Prompt: Output all lines exactly, with nothing added or dropped.

Provided data:
— begin —
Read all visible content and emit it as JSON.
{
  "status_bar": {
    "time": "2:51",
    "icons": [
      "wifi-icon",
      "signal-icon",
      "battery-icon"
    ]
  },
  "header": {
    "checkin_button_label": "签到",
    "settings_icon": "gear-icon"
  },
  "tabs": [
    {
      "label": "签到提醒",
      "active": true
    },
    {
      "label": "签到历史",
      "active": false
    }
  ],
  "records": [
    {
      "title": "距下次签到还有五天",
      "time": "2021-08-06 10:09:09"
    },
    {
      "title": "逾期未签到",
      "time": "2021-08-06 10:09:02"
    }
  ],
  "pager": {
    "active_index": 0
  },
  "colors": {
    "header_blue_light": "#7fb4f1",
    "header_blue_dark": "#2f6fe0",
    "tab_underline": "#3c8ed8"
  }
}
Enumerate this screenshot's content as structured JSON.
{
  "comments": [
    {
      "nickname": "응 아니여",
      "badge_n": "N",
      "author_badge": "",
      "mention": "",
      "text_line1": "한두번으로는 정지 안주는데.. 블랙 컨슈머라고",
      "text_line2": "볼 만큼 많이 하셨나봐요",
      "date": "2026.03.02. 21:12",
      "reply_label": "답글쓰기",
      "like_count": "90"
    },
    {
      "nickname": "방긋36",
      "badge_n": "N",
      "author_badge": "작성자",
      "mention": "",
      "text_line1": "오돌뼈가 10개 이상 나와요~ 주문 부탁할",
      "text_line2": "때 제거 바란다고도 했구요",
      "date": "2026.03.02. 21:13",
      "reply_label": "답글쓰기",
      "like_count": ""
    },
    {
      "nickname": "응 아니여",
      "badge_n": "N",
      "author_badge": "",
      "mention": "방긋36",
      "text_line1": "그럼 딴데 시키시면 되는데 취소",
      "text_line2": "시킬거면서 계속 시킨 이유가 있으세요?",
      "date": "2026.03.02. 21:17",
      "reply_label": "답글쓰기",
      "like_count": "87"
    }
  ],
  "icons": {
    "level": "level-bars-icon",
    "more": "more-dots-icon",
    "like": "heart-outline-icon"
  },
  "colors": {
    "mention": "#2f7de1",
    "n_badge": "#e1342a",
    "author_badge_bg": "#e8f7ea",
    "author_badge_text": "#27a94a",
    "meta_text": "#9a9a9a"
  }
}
— end —
Full output:
Read all visible content and emit it as JSON.
{
  "status_bar": {
    "time": "2:51",
    "icons": [
      "wifi-icon",
      "signal-icon",
      "battery-icon"
    ]
  },
  "header": {
    "checkin_button_label": "签到",
    "settings_icon": "gear-icon"
  },
  "tabs": [
    {
      "label": "签到提醒",
      "active": true
    },
    {
      "label": "签到历史",
      "active": false
    }
  ],
  "records": [
    {
      "title": "距下次签到还有五天",
      "time": "2021-08-06 10:09:09"
    },
    {
      "title": "逾期未签到",
      "time": "2021-08-06 10:09:02"
    }
  ],
  "pager": {
    "active_index": 0
  },
  "colors": {
    "header_blue_light": "#7fb4f1",
    "header_blue_dark": "#2f6fe0",
    "tab_underline": "#3c8ed8"
  }
}
Enumerate this screenshot's content as structured JSON.
{
  "comments": [
    {
      "nickname": "응 아니여",
      "badge_n": "N",
      "author_badge": "",
      "mention": "",
      "text_line1": "한두번으로는 정지 안주는데.. 블랙 컨슈머라고",
      "text_line2": "볼 만큼 많이 하셨나봐요",
      "date": "2026.03.02. 21:12",
      "reply_label": "답글쓰기",
      "like_count": "90"
    },
    {
      "nickname": "방긋36",
      "badge_n": "N",
      "author_badge": "작성자",
      "mention": "",
      "text_line1": "오돌뼈가 10개 이상 나와요~ 주문 부탁할",
      "text_line2": "때 제거 바란다고도 했구요",
      "date": "2026.03.02. 21:13",
      "reply_label": "답글쓰기",
      "like_count": ""
    },
    {
      "nickname": "응 아니여",
      "badge_n": "N",
      "author_badge": "",
      "mention": "방긋36",
      "text_line1": "그럼 딴데 시키시면 되는데 취소",
      "text_line2": "시킬거면서 계속 시킨 이유가 있으세요?",
      "date": "2026.03.02. 21:17",
      "reply_label": "답글쓰기",
      "like_count": "87"
    }
  ],
  "icons": {
    "level": "level-bars-icon",
    "more": "more-dots-icon",
    "like": "heart-outline-icon"
  },
  "colors": {
    "mention": "#2f7de1",
    "n_badge": "#e1342a",
    "author_badge_bg": "#e8f7ea",
    "author_badge_text": "#27a94a",
    "meta_text": "#9a9a9a"
  }
}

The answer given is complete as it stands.